### SELECTED PASSAGE
────────
Lemma 69.14.2. Let $S$ be a scheme. Let $X$ be a Noetherian algebraic space over $S$. Let $\mathcal{F}$ be a coherent sheaf on $X$. Assume that the scheme theoretic support of $\mathcal{F}$ is a reduced $Z \subset X$ with $|Z|$ irreducible. Then there exist an integer $r > 0$, a nonzero sheaf of ideals $\mathcal{I} \subset \mathcal{O}_ Z$, and an injective map of coherent sheaves

\[ i_*\left(\mathcal{I}^{\oplus r}\right) \to \mathcal{F} \]

whose cokernel is supported on a proper closed subspace of $Z$.

**Proof.**
By assumption there exists a coherent $\mathcal{O}_ Z$-module $\mathcal{G}$ with support $Z$ and $\mathcal{F} \cong i_*\mathcal{G}$, see Lemma 69.12.7. Hence it suffices to prove the lemma for the case $Z = X$ and $i = \text{id}$.
────────
### REQUIRED ACTIONS
**a.** Turn the paragraph of the lemma on coherent sheaves that begins "By assumption there exists" into a short bulleted list that keeps its main facts.
**b.** In the lemma on coherent sheaves, what is assumed about the scheme theoretic support of $\mathcal{F}$?
The material is unrelated to the lemma on coherent sheaves.

### DATA EXCERPT
────────
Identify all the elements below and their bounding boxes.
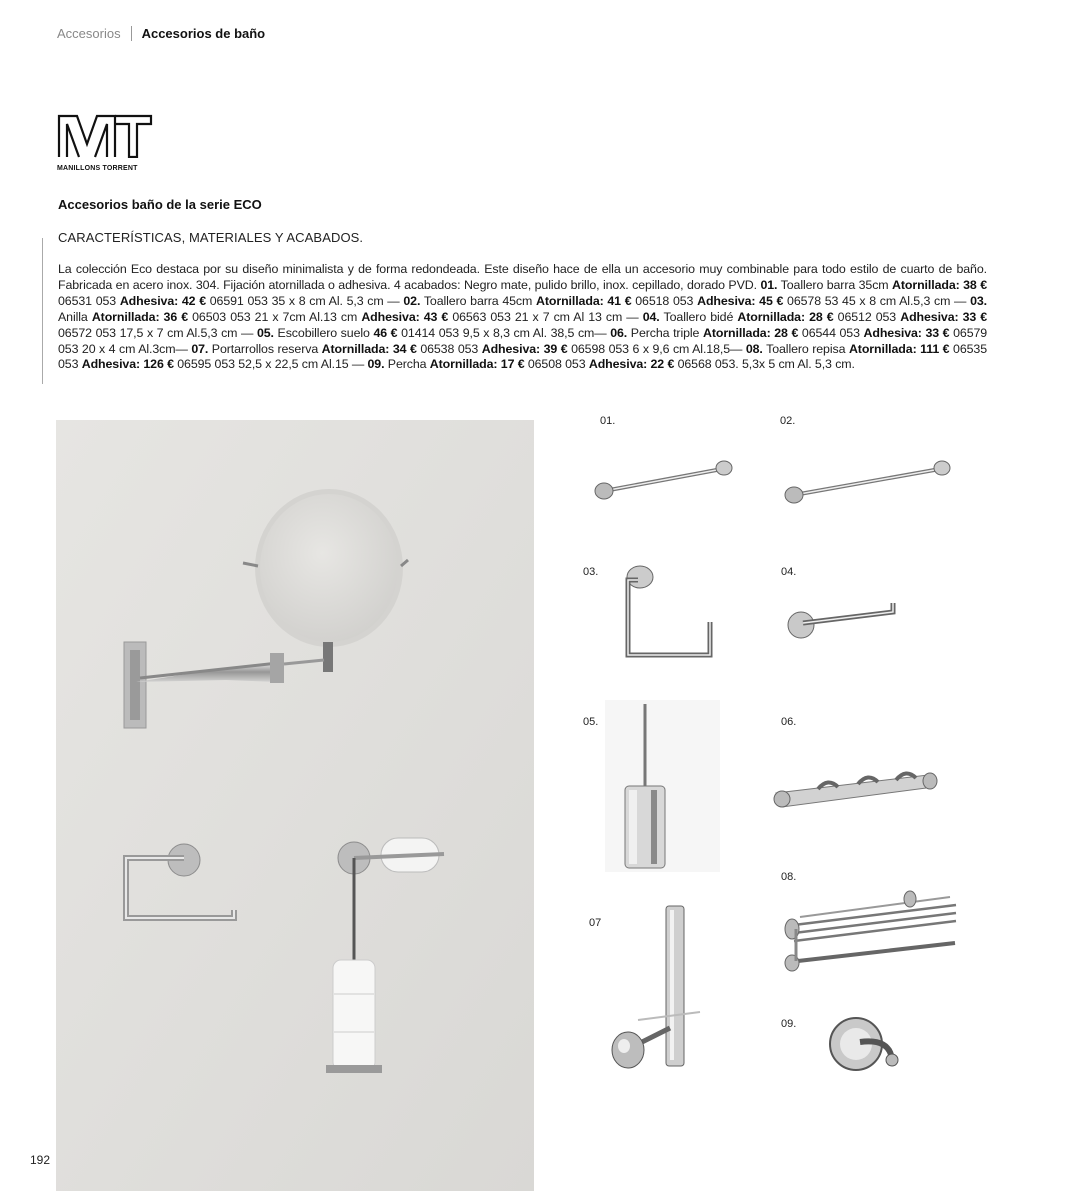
────────
### ANSWERS TO THE EXERCISES
**a.**
- By Lemma 69.12.7, there is a coherent $\mathcal{O}_ Z$-module $\mathcal{G}$ with support $Z$ and $\mathcal{F} \cong i_*\mathcal{G}$.
- It is therefore enough to prove the lemma when $Z = X$ and $i = \text{id}$.

**b.** It is a reduced $Z \subset X$ with $|Z|$ irreducible.